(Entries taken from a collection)
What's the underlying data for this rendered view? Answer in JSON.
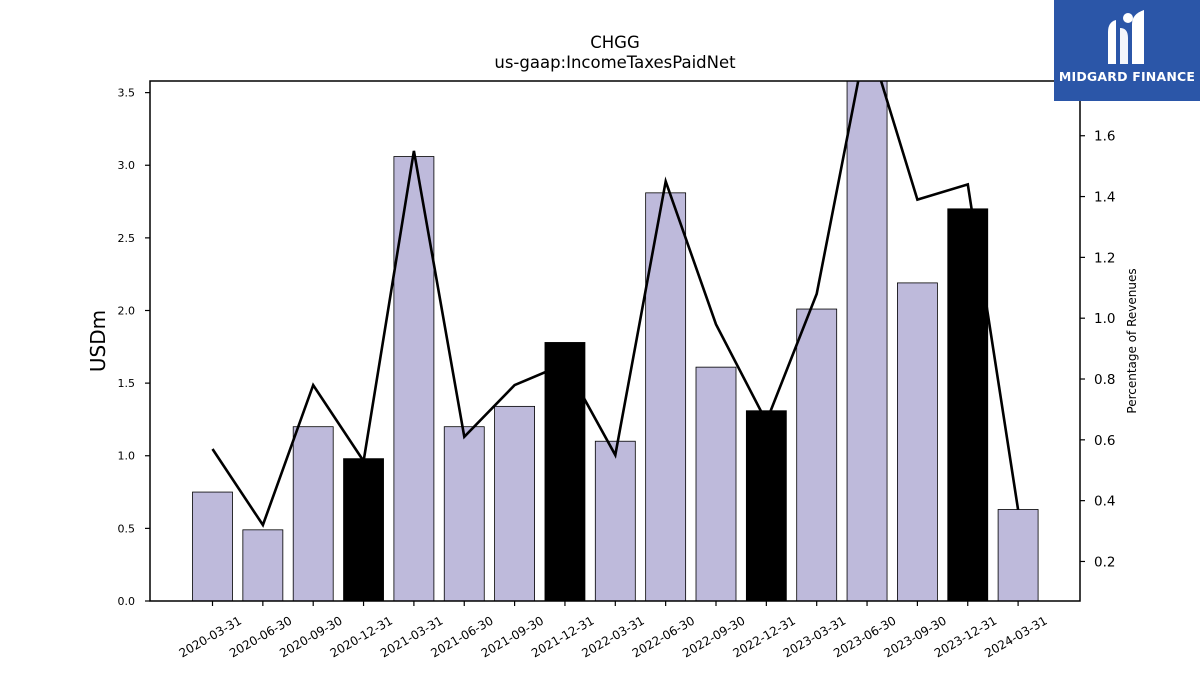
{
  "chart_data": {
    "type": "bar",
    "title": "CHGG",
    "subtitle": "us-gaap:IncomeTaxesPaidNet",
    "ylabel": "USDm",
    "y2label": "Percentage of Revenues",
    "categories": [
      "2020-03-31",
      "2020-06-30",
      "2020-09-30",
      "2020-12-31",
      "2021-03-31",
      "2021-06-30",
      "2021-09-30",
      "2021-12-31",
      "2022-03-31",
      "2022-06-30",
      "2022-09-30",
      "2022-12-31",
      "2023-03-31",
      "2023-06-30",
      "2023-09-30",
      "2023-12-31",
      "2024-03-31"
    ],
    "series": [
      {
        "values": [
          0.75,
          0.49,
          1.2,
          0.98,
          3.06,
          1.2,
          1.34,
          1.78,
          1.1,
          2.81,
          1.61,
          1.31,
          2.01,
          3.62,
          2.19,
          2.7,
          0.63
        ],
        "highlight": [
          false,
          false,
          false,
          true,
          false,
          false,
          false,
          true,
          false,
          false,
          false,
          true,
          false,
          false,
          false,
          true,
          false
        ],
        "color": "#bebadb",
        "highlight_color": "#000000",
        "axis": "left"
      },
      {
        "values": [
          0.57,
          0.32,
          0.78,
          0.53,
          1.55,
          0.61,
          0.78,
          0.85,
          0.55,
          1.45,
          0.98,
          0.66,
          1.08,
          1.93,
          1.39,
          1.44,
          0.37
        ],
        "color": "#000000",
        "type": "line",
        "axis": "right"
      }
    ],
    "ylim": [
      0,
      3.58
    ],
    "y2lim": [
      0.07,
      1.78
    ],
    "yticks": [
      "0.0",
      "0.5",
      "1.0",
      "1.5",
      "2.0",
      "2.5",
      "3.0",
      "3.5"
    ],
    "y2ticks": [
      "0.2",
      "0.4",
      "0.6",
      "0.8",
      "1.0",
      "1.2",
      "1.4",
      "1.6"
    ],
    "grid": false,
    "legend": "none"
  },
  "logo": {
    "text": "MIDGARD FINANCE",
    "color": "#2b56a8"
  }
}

---

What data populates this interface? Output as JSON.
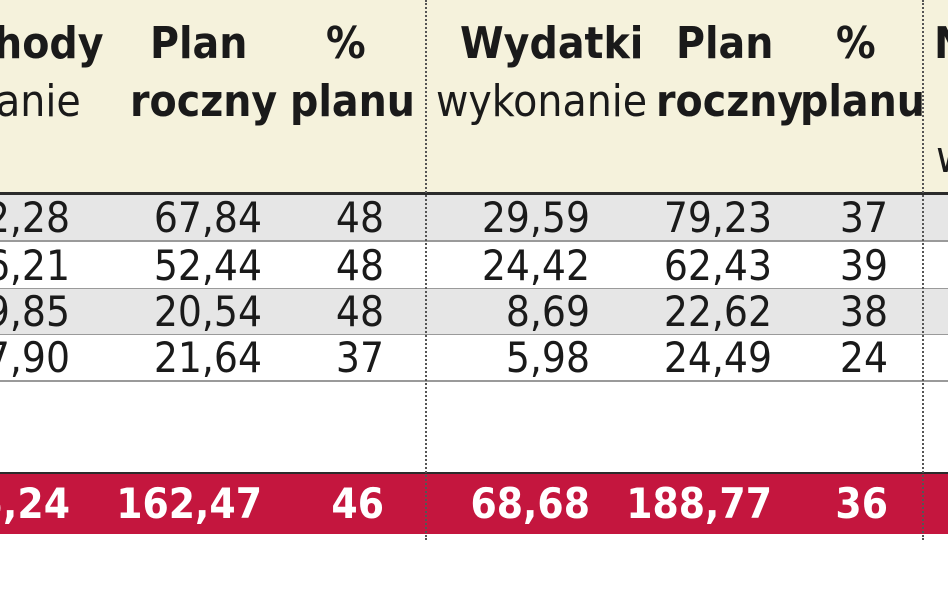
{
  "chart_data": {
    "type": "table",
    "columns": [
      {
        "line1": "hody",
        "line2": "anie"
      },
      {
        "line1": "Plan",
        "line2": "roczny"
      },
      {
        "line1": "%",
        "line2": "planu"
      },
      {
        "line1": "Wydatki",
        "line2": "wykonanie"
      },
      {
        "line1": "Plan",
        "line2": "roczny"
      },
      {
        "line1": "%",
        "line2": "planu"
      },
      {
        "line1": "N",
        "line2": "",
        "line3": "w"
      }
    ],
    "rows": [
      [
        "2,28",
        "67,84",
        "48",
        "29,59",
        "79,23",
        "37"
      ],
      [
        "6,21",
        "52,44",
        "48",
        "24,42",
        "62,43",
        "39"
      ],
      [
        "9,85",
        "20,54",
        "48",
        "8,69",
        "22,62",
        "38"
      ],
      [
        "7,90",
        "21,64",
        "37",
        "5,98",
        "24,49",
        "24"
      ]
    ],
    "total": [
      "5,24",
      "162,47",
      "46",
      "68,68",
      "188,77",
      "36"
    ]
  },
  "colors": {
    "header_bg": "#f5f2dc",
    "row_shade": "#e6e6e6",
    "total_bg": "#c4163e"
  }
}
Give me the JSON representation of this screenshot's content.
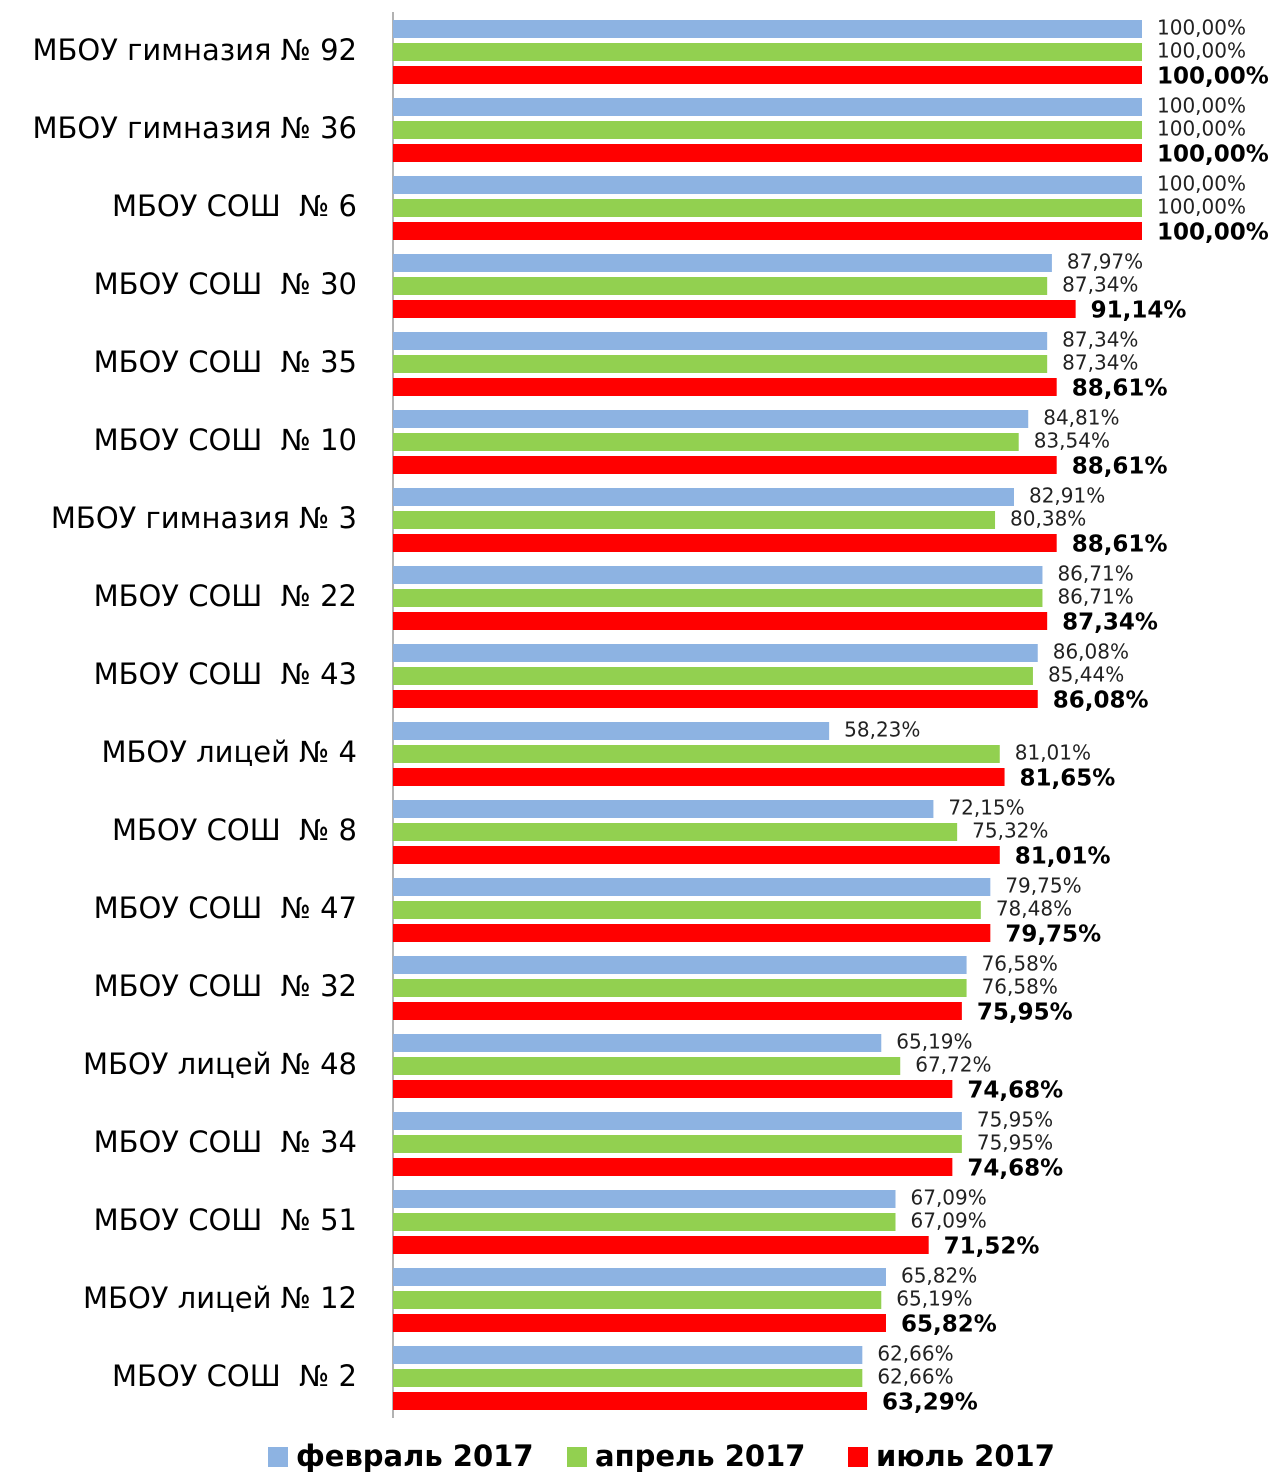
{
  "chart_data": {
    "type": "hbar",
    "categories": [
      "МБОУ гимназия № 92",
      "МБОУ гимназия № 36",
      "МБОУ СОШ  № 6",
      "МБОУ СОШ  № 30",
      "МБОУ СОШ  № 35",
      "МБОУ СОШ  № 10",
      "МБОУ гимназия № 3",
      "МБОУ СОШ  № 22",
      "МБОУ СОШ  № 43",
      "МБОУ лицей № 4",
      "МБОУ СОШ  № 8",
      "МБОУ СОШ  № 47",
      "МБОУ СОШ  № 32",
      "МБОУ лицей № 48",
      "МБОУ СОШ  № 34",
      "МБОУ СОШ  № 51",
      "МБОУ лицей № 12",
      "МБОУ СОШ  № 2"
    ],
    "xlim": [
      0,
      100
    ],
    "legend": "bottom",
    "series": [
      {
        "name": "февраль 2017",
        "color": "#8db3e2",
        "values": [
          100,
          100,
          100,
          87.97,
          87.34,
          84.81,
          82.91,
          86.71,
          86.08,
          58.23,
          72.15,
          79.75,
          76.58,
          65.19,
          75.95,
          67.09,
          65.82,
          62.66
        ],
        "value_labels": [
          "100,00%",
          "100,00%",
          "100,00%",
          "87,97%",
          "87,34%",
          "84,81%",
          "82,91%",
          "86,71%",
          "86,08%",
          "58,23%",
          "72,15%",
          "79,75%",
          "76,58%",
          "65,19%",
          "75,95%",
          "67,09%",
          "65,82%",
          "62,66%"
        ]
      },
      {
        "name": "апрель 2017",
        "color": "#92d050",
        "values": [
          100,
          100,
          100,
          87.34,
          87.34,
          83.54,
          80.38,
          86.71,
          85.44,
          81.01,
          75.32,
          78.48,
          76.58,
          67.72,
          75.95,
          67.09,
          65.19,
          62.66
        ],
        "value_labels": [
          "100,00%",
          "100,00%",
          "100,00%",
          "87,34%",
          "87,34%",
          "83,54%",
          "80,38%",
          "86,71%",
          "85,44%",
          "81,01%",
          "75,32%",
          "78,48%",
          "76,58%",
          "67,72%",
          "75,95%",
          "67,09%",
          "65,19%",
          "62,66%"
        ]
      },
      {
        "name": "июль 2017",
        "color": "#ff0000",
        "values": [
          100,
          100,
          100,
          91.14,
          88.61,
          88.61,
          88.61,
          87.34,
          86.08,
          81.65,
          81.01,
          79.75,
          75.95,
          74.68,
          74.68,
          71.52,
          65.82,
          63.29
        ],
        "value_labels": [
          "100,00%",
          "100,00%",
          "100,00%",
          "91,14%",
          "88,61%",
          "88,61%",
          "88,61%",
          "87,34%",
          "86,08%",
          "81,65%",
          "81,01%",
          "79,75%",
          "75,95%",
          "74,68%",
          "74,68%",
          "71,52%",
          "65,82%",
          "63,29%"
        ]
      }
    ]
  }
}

--

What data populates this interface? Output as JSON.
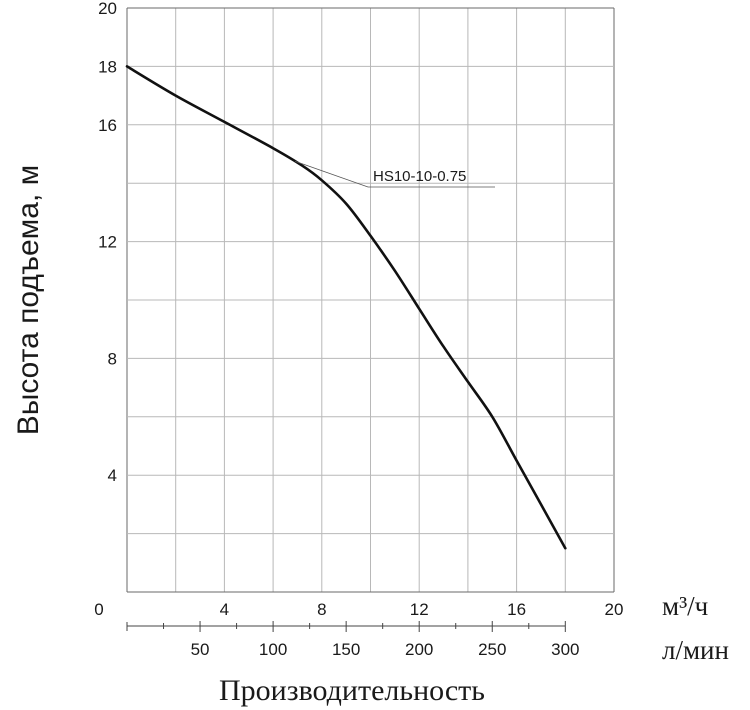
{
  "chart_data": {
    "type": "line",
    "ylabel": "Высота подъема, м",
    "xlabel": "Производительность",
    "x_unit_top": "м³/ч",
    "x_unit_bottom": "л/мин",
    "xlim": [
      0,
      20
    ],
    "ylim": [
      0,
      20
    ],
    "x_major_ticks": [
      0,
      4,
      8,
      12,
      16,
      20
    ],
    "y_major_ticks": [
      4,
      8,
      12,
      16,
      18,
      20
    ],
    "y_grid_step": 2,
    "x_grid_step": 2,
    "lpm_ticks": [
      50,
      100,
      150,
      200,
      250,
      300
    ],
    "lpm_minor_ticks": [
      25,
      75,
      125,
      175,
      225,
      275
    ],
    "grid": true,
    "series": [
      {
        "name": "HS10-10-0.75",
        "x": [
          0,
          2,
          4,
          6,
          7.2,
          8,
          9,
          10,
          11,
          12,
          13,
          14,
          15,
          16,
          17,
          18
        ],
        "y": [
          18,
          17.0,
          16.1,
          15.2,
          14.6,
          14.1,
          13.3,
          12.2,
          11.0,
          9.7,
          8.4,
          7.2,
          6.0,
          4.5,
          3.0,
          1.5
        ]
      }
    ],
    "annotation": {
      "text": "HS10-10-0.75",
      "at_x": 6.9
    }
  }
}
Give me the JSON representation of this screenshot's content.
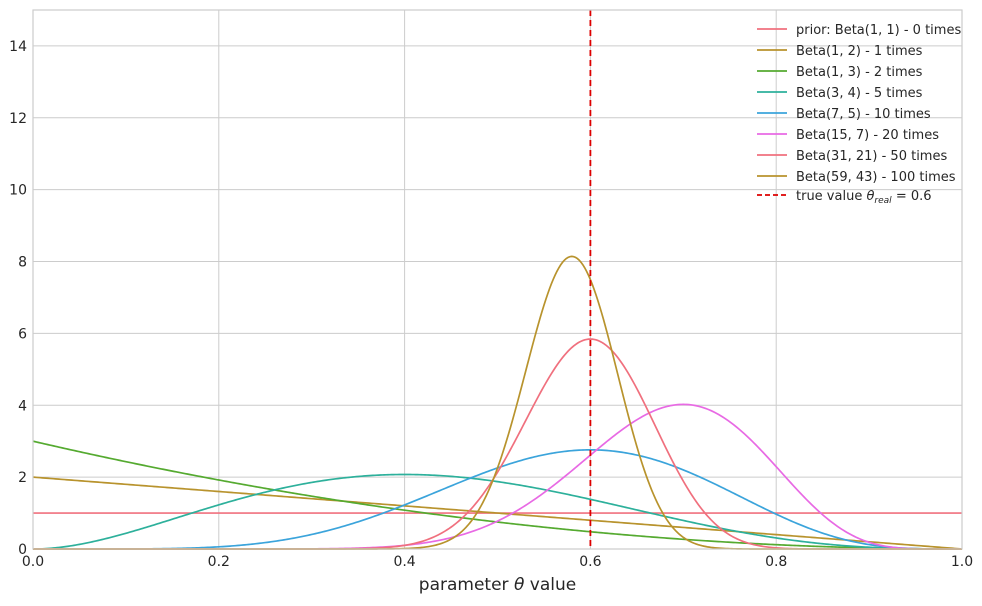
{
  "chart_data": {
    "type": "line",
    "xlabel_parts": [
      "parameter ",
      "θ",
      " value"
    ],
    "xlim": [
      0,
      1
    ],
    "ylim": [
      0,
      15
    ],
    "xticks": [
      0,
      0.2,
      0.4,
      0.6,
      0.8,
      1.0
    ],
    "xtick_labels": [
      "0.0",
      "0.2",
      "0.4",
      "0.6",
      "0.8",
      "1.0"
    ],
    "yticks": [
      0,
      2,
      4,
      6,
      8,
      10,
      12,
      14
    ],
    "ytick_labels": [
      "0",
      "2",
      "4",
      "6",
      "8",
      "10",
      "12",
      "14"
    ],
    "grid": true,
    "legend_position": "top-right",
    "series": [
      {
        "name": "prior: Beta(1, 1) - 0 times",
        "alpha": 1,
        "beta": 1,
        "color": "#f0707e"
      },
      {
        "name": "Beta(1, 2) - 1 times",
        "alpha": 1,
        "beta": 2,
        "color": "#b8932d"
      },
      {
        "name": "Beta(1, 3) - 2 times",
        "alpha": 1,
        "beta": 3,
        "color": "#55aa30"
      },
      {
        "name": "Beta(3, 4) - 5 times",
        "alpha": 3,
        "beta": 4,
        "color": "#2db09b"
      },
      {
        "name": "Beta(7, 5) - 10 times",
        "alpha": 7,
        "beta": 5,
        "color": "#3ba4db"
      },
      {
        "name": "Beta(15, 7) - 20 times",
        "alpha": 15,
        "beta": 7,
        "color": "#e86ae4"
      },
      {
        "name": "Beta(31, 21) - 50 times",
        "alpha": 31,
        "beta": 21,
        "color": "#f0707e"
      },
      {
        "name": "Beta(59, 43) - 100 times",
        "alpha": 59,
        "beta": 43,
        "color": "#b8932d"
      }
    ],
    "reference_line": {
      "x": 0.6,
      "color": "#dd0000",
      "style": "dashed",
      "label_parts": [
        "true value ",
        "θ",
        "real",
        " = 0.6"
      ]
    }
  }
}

Exercise aim
Locate the lines above that hold the word "times". Show every one of them.

Finished exercise
        "name": "prior: Beta(1, 1) - 0 times",
        "name": "Beta(1, 2) - 1 times",
        "name": "Beta(1, 3) - 2 times",
        "name": "Beta(3, 4) - 5 times",
        "name": "Beta(7, 5) - 10 times",
        "name": "Beta(15, 7) - 20 times",
        "name": "Beta(31, 21) - 50 times",
        "name": "Beta(59, 43) - 100 times",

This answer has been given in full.